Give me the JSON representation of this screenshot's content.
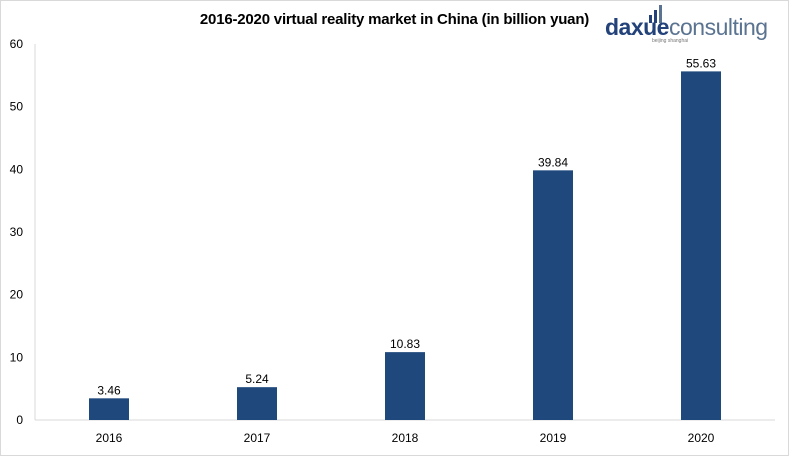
{
  "chart_data": {
    "type": "bar",
    "title": "2016-2020 virtual reality market in China (in billion yuan)",
    "categories": [
      "2016",
      "2017",
      "2018",
      "2019",
      "2020"
    ],
    "values": [
      3.46,
      5.24,
      10.83,
      39.84,
      55.63
    ],
    "data_labels": [
      "3.46",
      "5.24",
      "10.83",
      "39.84",
      "55.63"
    ],
    "ylim": [
      0,
      60
    ],
    "yticks": [
      "0",
      "10",
      "20",
      "30",
      "40",
      "50",
      "60"
    ],
    "xlabel": "",
    "ylabel": "",
    "grid": false,
    "bar_color": "#1f497d"
  },
  "logo": {
    "brand_part1": "daxue",
    "brand_part2": "consulting",
    "tagline": "beijing shanghai",
    "color1": "#23427a",
    "color2": "#5a7390"
  }
}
====================
Aim of the task: Quote the records above in full, dropping each picture.

Solved exercise:
Give me the JSON representation of this screenshot's content.
{
  "chart_data": {
    "type": "bar",
    "title": "2016-2020 virtual reality market in China (in billion yuan)",
    "categories": [
      "2016",
      "2017",
      "2018",
      "2019",
      "2020"
    ],
    "values": [
      3.46,
      5.24,
      10.83,
      39.84,
      55.63
    ],
    "data_labels": [
      "3.46",
      "5.24",
      "10.83",
      "39.84",
      "55.63"
    ],
    "ylim": [
      0,
      60
    ],
    "yticks": [
      "0",
      "10",
      "20",
      "30",
      "40",
      "50",
      "60"
    ],
    "xlabel": "",
    "ylabel": "",
    "grid": false,
    "bar_color": "#1f497d"
  },
  "logo": {
    "brand_part1": "daxue",
    "brand_part2": "consulting",
    "tagline": "beijing shanghai",
    "color1": "#23427a",
    "color2": "#5a7390"
  }
}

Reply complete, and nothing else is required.